*What the task asks*: Track down each line that has the word "name" and copy it.

*Entries with figure data*:
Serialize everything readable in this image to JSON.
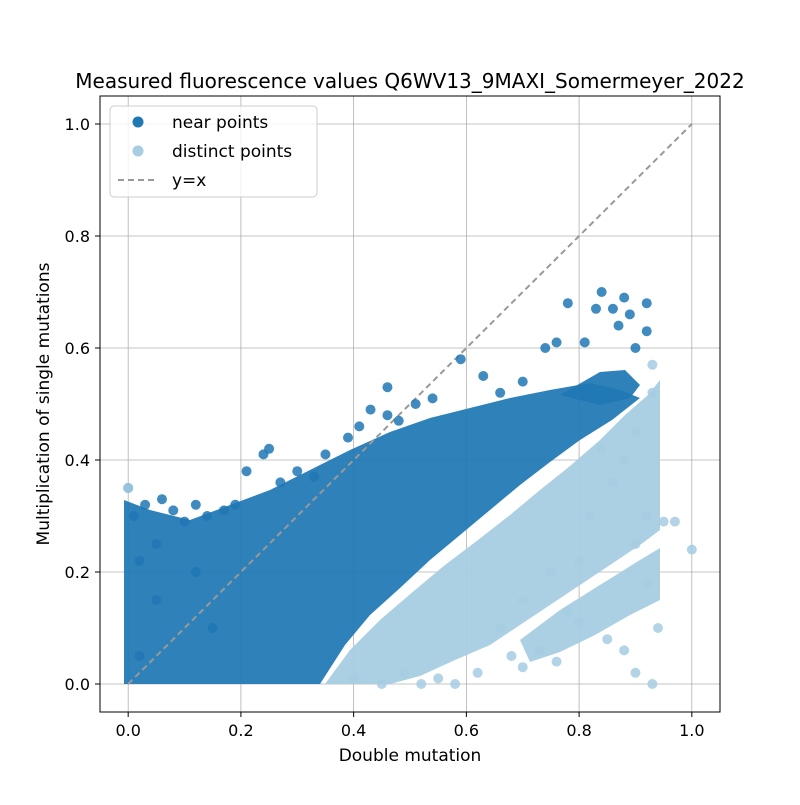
{
  "chart_data": {
    "type": "scatter",
    "title": "Measured fluorescence values Q6WV13_9MAXI_Somermeyer_2022",
    "xlabel": "Double mutation",
    "ylabel": "Multiplication of single mutations",
    "xlim": [
      -0.05,
      1.05
    ],
    "ylim": [
      -0.05,
      1.05
    ],
    "xticks": [
      "0.0",
      "0.2",
      "0.4",
      "0.6",
      "0.8",
      "1.0"
    ],
    "yticks": [
      "0.0",
      "0.2",
      "0.4",
      "0.6",
      "0.8",
      "1.0"
    ],
    "grid": true,
    "legend_position": "top-left",
    "series": [
      {
        "name": "near points",
        "color": "#1f77b4",
        "points": [
          [
            0.0,
            0.35
          ],
          [
            0.01,
            0.3
          ],
          [
            0.02,
            0.22
          ],
          [
            0.03,
            0.32
          ],
          [
            0.05,
            0.25
          ],
          [
            0.06,
            0.33
          ],
          [
            0.08,
            0.31
          ],
          [
            0.1,
            0.29
          ],
          [
            0.12,
            0.32
          ],
          [
            0.14,
            0.3
          ],
          [
            0.17,
            0.31
          ],
          [
            0.19,
            0.32
          ],
          [
            0.21,
            0.38
          ],
          [
            0.24,
            0.41
          ],
          [
            0.25,
            0.42
          ],
          [
            0.27,
            0.36
          ],
          [
            0.3,
            0.38
          ],
          [
            0.33,
            0.37
          ],
          [
            0.35,
            0.41
          ],
          [
            0.39,
            0.44
          ],
          [
            0.41,
            0.46
          ],
          [
            0.46,
            0.48
          ],
          [
            0.48,
            0.47
          ],
          [
            0.51,
            0.5
          ],
          [
            0.54,
            0.51
          ],
          [
            0.59,
            0.58
          ],
          [
            0.63,
            0.55
          ],
          [
            0.66,
            0.52
          ],
          [
            0.7,
            0.54
          ],
          [
            0.74,
            0.6
          ],
          [
            0.76,
            0.61
          ],
          [
            0.78,
            0.68
          ],
          [
            0.81,
            0.61
          ],
          [
            0.83,
            0.67
          ],
          [
            0.84,
            0.7
          ],
          [
            0.86,
            0.67
          ],
          [
            0.88,
            0.69
          ],
          [
            0.89,
            0.66
          ],
          [
            0.92,
            0.68
          ],
          [
            0.92,
            0.63
          ],
          [
            0.87,
            0.64
          ],
          [
            0.9,
            0.6
          ],
          [
            0.46,
            0.53
          ],
          [
            0.43,
            0.49
          ],
          [
            0.12,
            0.2
          ],
          [
            0.15,
            0.1
          ],
          [
            0.02,
            0.05
          ],
          [
            0.05,
            0.15
          ]
        ]
      },
      {
        "name": "distinct points",
        "color": "#a6cde2",
        "points": [
          [
            0.0,
            0.35
          ],
          [
            1.0,
            0.24
          ],
          [
            0.92,
            0.18
          ],
          [
            0.94,
            0.1
          ],
          [
            0.92,
            0.3
          ],
          [
            0.9,
            0.25
          ],
          [
            0.93,
            0.0
          ],
          [
            0.9,
            0.02
          ],
          [
            0.88,
            0.06
          ],
          [
            0.85,
            0.08
          ],
          [
            0.8,
            0.11
          ],
          [
            0.78,
            0.13
          ],
          [
            0.76,
            0.04
          ],
          [
            0.73,
            0.06
          ],
          [
            0.7,
            0.03
          ],
          [
            0.68,
            0.05
          ],
          [
            0.62,
            0.02
          ],
          [
            0.58,
            0.0
          ],
          [
            0.55,
            0.01
          ],
          [
            0.52,
            0.0
          ],
          [
            0.49,
            0.02
          ],
          [
            0.45,
            0.0
          ],
          [
            0.4,
            0.01
          ],
          [
            0.82,
            0.3
          ],
          [
            0.86,
            0.36
          ],
          [
            0.88,
            0.4
          ],
          [
            0.9,
            0.45
          ],
          [
            0.93,
            0.52
          ],
          [
            0.93,
            0.57
          ],
          [
            0.95,
            0.29
          ],
          [
            0.97,
            0.29
          ],
          [
            0.84,
            0.42
          ],
          [
            0.8,
            0.22
          ],
          [
            0.75,
            0.2
          ],
          [
            0.7,
            0.15
          ],
          [
            0.66,
            0.1
          ]
        ]
      }
    ],
    "reference_line": {
      "name": "y=x",
      "color": "#999999",
      "x": [
        0,
        1
      ],
      "y": [
        0,
        1
      ]
    }
  }
}
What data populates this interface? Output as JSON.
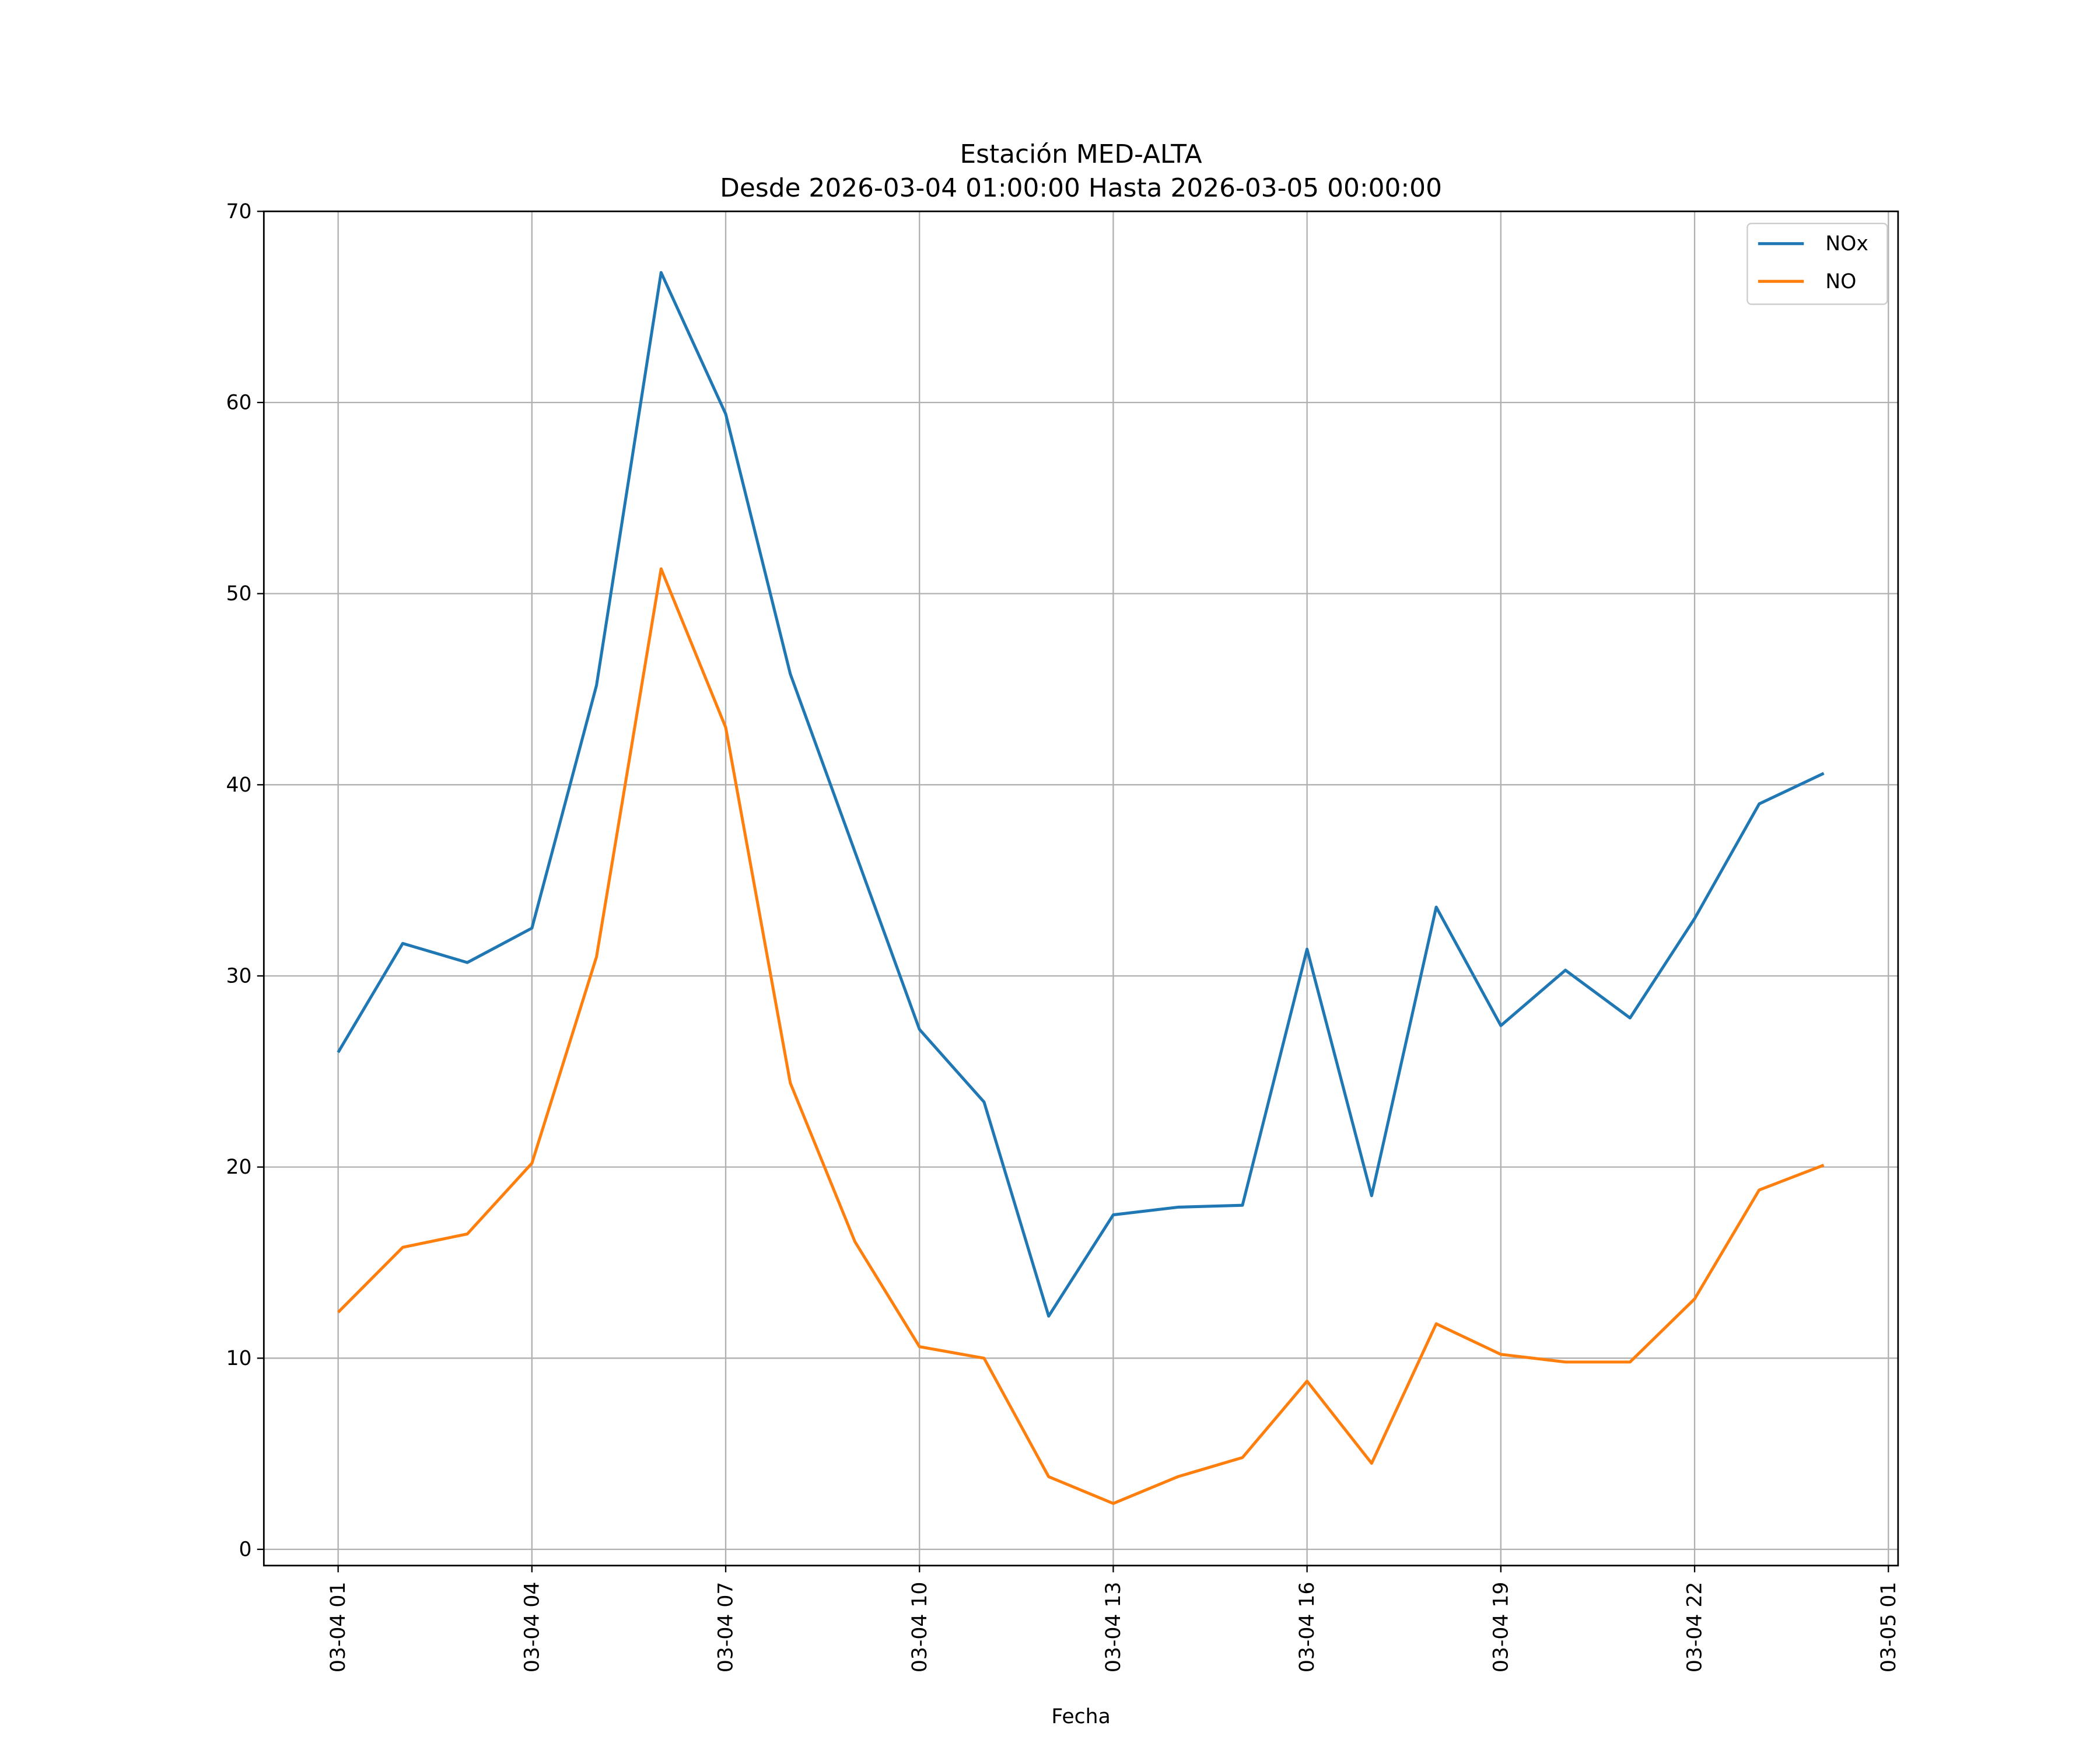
{
  "chart_data": {
    "type": "line",
    "title": "Estación MED-ALTA",
    "subtitle": "Desde 2026-03-04 01:00:00 Hasta 2026-03-05 00:00:00",
    "xlabel": "Fecha",
    "ylabel": "",
    "x_hours": [
      1,
      2,
      3,
      4,
      5,
      6,
      7,
      8,
      9,
      10,
      11,
      12,
      13,
      14,
      15,
      16,
      17,
      18,
      19,
      20,
      21,
      22,
      23,
      24
    ],
    "series": [
      {
        "name": "NOx",
        "color": "#1f77b4",
        "values": [
          26.0,
          31.7,
          30.7,
          32.5,
          45.2,
          66.8,
          59.4,
          45.8,
          36.5,
          27.2,
          23.4,
          12.2,
          17.5,
          17.9,
          18.0,
          31.4,
          18.5,
          33.6,
          27.4,
          30.3,
          27.8,
          33.0,
          39.0,
          40.6
        ]
      },
      {
        "name": "NO",
        "color": "#ff7f0e",
        "values": [
          12.4,
          15.8,
          16.5,
          20.2,
          31.0,
          51.3,
          43.0,
          24.4,
          16.1,
          10.6,
          10.0,
          3.8,
          2.4,
          3.8,
          4.8,
          8.8,
          4.5,
          11.8,
          10.2,
          9.8,
          9.8,
          13.1,
          18.8,
          20.1
        ]
      }
    ],
    "xticks": [
      {
        "hour": 1,
        "label": "03-04 01"
      },
      {
        "hour": 4,
        "label": "03-04 04"
      },
      {
        "hour": 7,
        "label": "03-04 07"
      },
      {
        "hour": 10,
        "label": "03-04 10"
      },
      {
        "hour": 13,
        "label": "03-04 13"
      },
      {
        "hour": 16,
        "label": "03-04 16"
      },
      {
        "hour": 19,
        "label": "03-04 19"
      },
      {
        "hour": 22,
        "label": "03-04 22"
      },
      {
        "hour": 25,
        "label": "03-05 01"
      }
    ],
    "yticks": [
      0,
      10,
      20,
      30,
      40,
      50,
      60,
      70
    ],
    "xlim": [
      -0.15,
      25.15
    ],
    "ylim": [
      -0.85,
      70
    ],
    "grid": true,
    "legend_position": "top-right"
  }
}
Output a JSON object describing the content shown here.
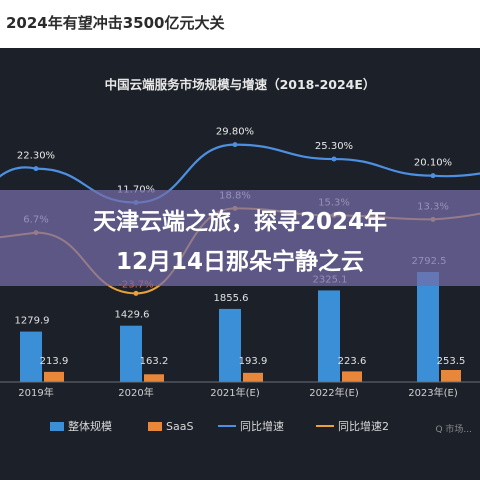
{
  "header": {
    "top_title": "2024年有望冲击3500亿元大关"
  },
  "banner": {
    "line1": "天津云端之旅，探寻2024年",
    "line2": "12月14日那朵宁静之云"
  },
  "watermark": "Q 市场...",
  "colors": {
    "background": "#1c2029",
    "bar_total": "#3a8fd6",
    "bar_saas": "#e8873a",
    "line_growth": "#4d8fe0",
    "line_growth2": "#e8a23a",
    "banner": "#766ca8"
  },
  "chart_data": {
    "type": "bar",
    "title": "中国云端服务市场规模与增速（2018-2024E）",
    "categories": [
      "2019年",
      "2020年",
      "2021年(E)",
      "2022年(E)",
      "2023年(E)"
    ],
    "series": [
      {
        "name": "整体规模",
        "kind": "bar",
        "values": [
          1279.9,
          1429.6,
          1855.6,
          2325.1,
          2792.5
        ]
      },
      {
        "name": "SaaS",
        "kind": "bar",
        "values": [
          213.9,
          163.2,
          193.9,
          223.6,
          253.5
        ]
      },
      {
        "name": "同比增速",
        "kind": "line",
        "values": [
          22.3,
          11.7,
          29.8,
          25.3,
          20.1
        ],
        "unit": "%"
      },
      {
        "name": "同比增速2",
        "kind": "line",
        "values": [
          6.7,
          -23.7,
          18.8,
          15.3,
          13.3
        ],
        "unit": "%"
      }
    ],
    "labels": {
      "total": [
        "1279.9",
        "1429.6",
        "1855.6",
        "2325.1",
        "2792.5"
      ],
      "saas": [
        "213.9",
        "163.2",
        "193.9",
        "223.6",
        "253.5"
      ],
      "growth": [
        "22.30%",
        "11.70%",
        "29.80%",
        "25.30%",
        "20.10%"
      ],
      "growth2": [
        "6.7%",
        "-23.7%",
        "18.8%",
        "15.3%",
        "13.3%"
      ]
    },
    "legend_position": "bottom",
    "grid": false
  }
}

*Correct output*:
        "name": "near points",
        "name": "distinct points",
      "name": "y=x",
        "name": "NOx",
        "name": "NO",
        "name": "整体规模",
        "name": "SaaS",
        "name": "同比增速",
        "name": "同比增速2",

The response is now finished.